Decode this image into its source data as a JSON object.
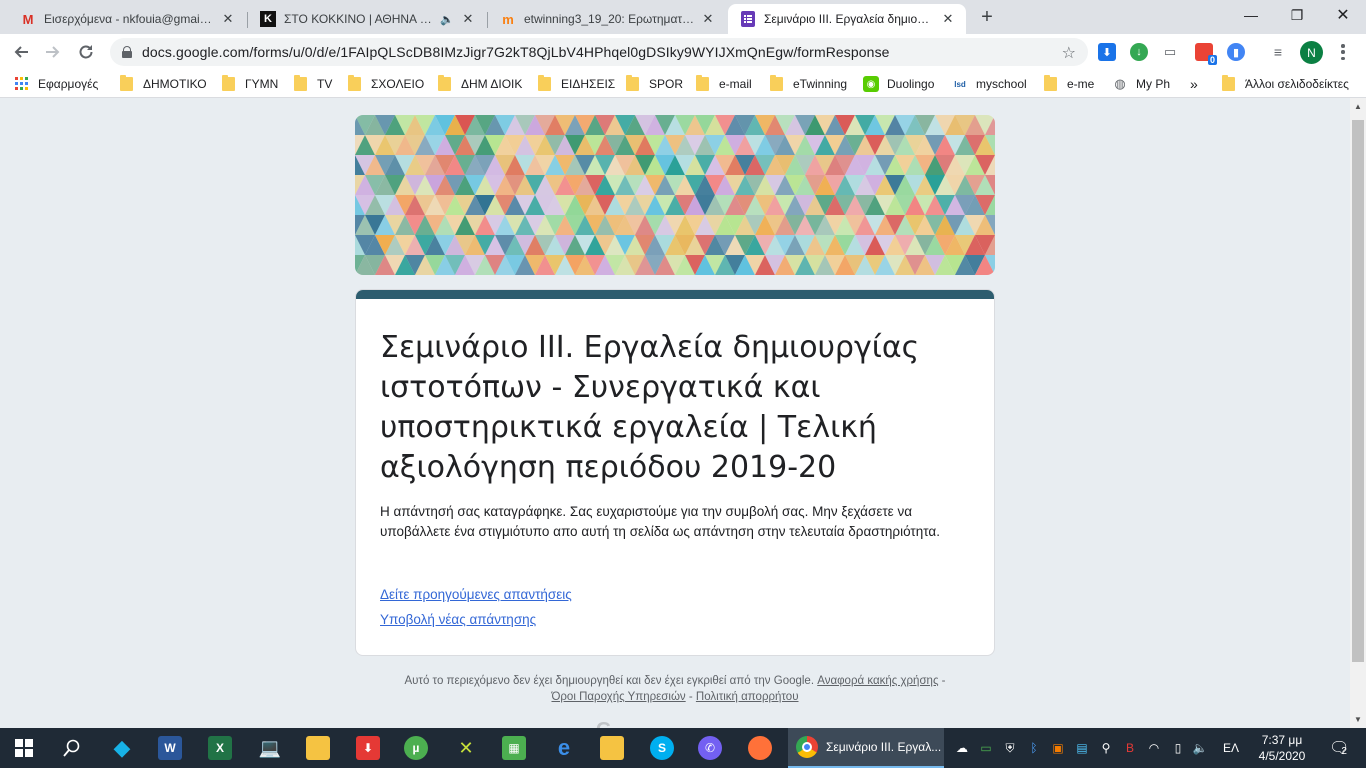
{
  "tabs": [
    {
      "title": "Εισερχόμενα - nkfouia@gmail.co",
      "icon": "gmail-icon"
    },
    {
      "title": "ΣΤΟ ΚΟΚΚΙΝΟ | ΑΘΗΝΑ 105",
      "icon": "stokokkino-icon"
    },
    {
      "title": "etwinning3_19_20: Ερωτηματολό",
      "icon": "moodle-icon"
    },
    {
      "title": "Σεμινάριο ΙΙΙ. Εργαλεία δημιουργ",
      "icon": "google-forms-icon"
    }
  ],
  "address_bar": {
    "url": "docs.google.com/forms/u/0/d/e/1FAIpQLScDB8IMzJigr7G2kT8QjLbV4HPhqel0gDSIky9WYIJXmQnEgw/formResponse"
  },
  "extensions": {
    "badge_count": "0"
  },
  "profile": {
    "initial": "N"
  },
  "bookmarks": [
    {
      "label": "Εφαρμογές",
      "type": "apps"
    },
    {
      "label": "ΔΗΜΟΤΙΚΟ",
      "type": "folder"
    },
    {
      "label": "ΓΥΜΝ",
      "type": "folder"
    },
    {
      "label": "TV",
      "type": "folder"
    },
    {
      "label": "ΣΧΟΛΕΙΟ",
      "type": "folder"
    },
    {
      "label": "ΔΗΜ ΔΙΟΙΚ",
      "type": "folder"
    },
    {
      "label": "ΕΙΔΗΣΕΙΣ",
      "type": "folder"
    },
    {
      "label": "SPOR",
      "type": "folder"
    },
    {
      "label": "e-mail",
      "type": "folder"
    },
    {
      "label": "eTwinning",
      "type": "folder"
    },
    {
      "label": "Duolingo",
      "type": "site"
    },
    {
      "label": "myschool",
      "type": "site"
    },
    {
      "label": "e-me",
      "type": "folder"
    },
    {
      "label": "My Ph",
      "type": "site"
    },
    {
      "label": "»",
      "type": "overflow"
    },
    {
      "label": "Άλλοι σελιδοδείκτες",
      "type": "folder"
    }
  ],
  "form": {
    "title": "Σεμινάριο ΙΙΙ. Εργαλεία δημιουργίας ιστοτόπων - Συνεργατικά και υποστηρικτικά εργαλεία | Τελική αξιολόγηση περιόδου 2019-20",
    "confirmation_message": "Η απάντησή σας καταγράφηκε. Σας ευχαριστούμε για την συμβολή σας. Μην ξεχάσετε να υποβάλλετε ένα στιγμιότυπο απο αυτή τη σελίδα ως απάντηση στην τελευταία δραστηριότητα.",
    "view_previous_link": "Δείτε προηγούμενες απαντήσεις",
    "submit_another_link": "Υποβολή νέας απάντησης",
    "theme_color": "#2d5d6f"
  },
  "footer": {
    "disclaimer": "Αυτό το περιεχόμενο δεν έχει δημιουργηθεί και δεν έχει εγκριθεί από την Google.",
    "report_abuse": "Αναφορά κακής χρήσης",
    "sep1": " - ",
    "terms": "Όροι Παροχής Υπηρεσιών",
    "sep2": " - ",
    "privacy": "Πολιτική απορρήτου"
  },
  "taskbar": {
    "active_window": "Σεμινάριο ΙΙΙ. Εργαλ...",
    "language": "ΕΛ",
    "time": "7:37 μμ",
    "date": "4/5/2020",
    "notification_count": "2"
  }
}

==

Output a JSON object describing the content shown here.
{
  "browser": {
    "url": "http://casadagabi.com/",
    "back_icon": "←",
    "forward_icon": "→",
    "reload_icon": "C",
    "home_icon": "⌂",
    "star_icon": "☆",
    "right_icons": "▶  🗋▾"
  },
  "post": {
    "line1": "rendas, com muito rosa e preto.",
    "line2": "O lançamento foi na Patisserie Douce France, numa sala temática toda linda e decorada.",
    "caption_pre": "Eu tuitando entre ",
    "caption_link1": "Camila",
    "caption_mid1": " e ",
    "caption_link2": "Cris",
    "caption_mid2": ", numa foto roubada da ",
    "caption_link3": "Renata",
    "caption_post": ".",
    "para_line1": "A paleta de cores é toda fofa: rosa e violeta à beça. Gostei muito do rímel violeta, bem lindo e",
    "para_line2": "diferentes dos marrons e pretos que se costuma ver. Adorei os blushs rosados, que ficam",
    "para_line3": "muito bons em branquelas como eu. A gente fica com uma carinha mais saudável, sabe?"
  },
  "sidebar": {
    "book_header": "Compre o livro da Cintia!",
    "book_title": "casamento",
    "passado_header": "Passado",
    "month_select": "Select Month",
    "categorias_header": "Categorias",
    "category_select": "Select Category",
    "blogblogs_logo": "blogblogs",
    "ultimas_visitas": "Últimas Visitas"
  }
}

▸ What you are asked to do: From the data above, show each line that contains "Σεμινάριο".

▸ Solution for this problem:
      "title": "Σεμινάριο ΙΙΙ. Εργαλεία δημιουργ",
    "title": "Σεμινάριο ΙΙΙ. Εργαλεία δημιουργίας ιστοτόπων - Συνεργατικά και υποστηρικτικά εργαλεία | Τελική αξιολόγηση περιόδου 2019-20",
    "active_window": "Σεμινάριο ΙΙΙ. Εργαλ...",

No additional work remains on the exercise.